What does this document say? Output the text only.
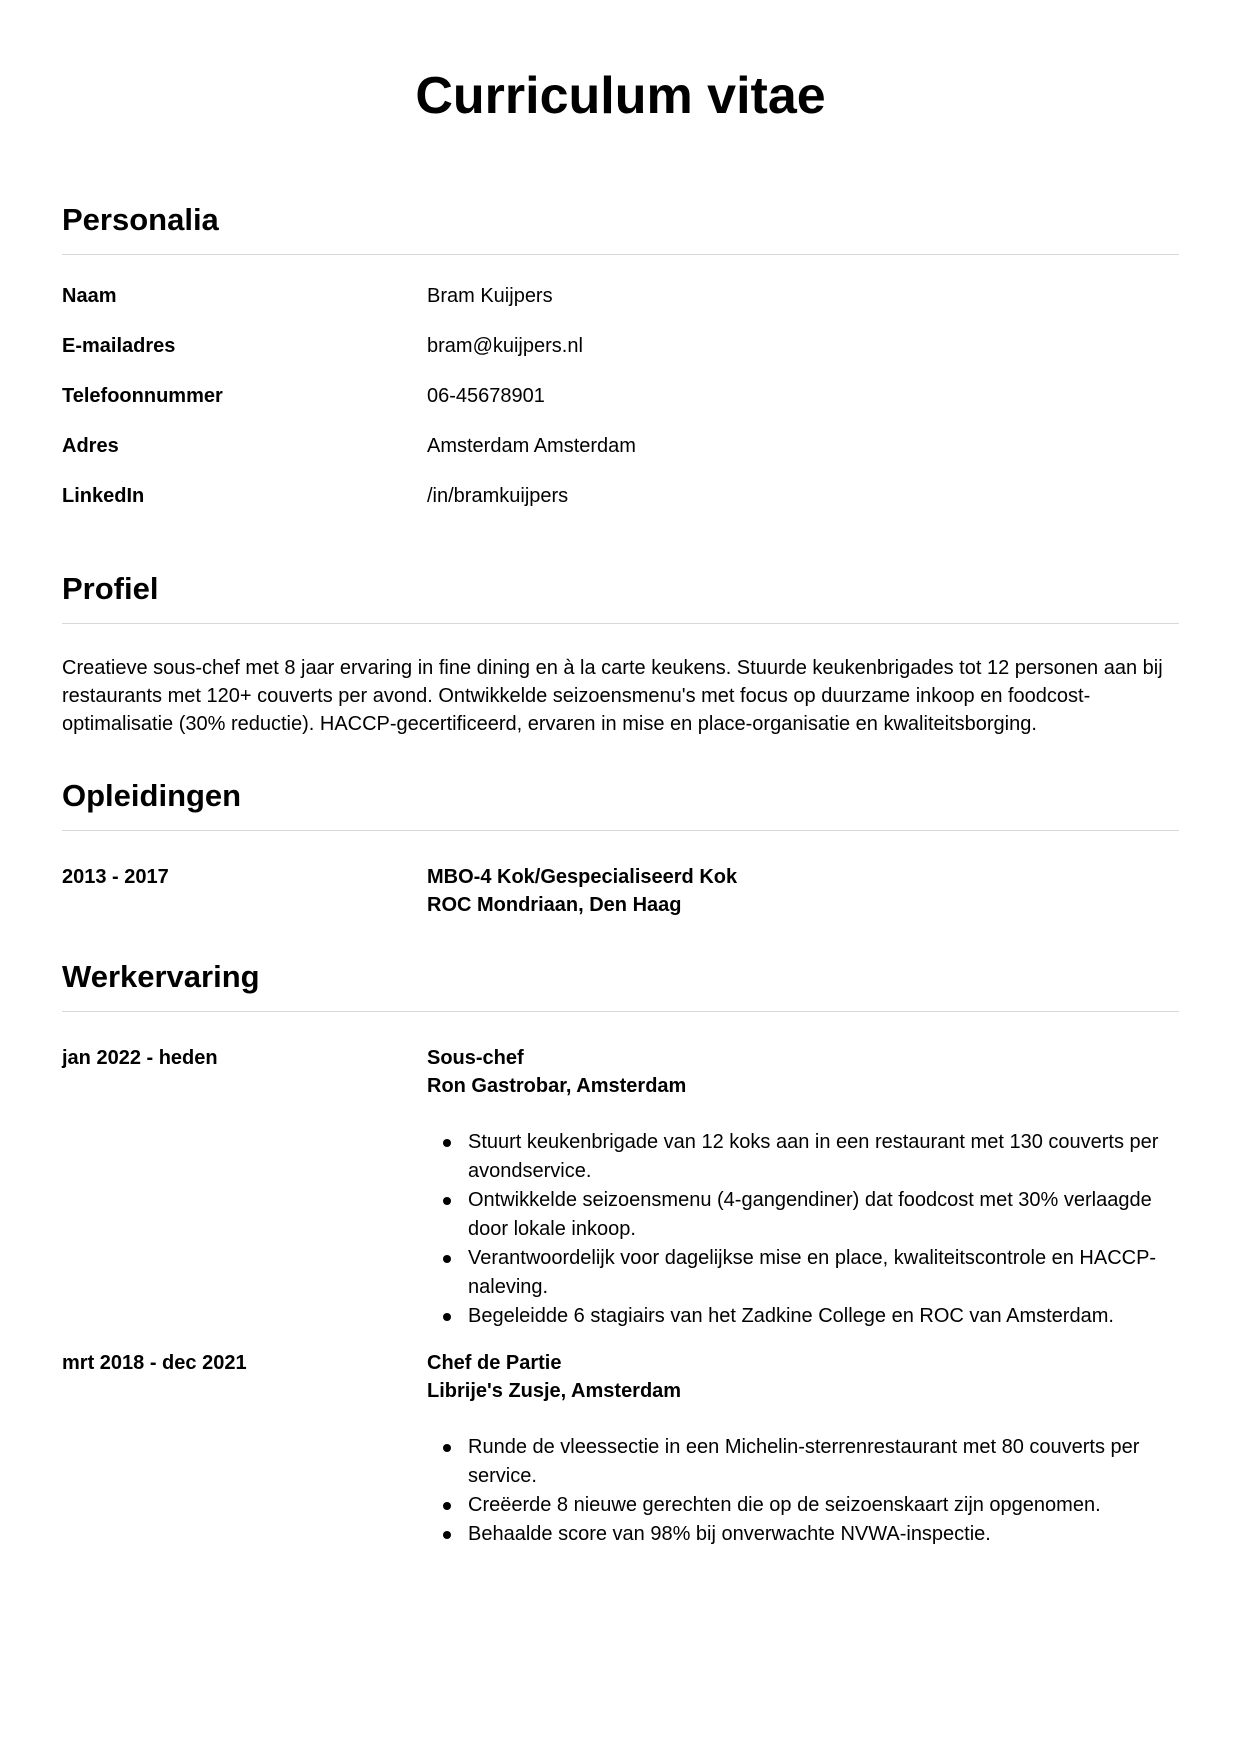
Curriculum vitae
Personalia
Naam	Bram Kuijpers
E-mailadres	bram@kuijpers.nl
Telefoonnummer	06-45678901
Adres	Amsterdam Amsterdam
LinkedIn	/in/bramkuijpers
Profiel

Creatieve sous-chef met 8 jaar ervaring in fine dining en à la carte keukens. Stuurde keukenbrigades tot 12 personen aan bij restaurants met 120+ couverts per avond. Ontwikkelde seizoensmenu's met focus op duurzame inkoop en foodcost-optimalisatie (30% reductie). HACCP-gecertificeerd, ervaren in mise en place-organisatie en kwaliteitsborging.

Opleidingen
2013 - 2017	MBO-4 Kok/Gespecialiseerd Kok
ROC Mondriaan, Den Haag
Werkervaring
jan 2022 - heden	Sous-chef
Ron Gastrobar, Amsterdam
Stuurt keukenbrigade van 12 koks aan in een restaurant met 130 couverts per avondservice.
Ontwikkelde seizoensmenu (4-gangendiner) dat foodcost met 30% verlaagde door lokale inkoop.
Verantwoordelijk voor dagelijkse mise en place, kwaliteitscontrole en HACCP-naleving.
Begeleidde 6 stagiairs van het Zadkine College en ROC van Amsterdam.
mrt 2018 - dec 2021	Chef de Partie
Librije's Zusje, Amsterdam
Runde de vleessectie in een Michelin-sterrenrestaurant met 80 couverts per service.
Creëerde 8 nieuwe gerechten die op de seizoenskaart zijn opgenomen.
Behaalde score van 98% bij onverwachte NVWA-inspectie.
* * * * * * *
What is needed is an exact copy of the records above, with no pictures in it.

» Output for this task:
What does this document say? Output the text only.
Curriculum vitae
Personalia
Naam	Bram Kuijpers
E-mailadres	bram@kuijpers.nl
Telefoonnummer	06-45678901
Adres	Amsterdam Amsterdam
LinkedIn	/in/bramkuijpers
Profiel

Creatieve sous-chef met 8 jaar ervaring in fine dining en à la carte keukens. Stuurde keukenbrigades tot 12 personen aan bij restaurants met 120+ couverts per avond. Ontwikkelde seizoensmenu's met focus op duurzame inkoop en foodcost-optimalisatie (30% reductie). HACCP-gecertificeerd, ervaren in mise en place-organisatie en kwaliteitsborging.

Opleidingen
2013 - 2017	MBO-4 Kok/Gespecialiseerd Kok
ROC Mondriaan, Den Haag
Werkervaring
jan 2022 - heden	Sous-chef
Ron Gastrobar, Amsterdam
Stuurt keukenbrigade van 12 koks aan in een restaurant met 130 couverts per avondservice.
Ontwikkelde seizoensmenu (4-gangendiner) dat foodcost met 30% verlaagde door lokale inkoop.
Verantwoordelijk voor dagelijkse mise en place, kwaliteitscontrole en HACCP-naleving.
Begeleidde 6 stagiairs van het Zadkine College en ROC van Amsterdam.
mrt 2018 - dec 2021	Chef de Partie
Librije's Zusje, Amsterdam
Runde de vleessectie in een Michelin-sterrenrestaurant met 80 couverts per service.
Creëerde 8 nieuwe gerechten die op de seizoenskaart zijn opgenomen.
Behaalde score van 98% bij onverwachte NVWA-inspectie.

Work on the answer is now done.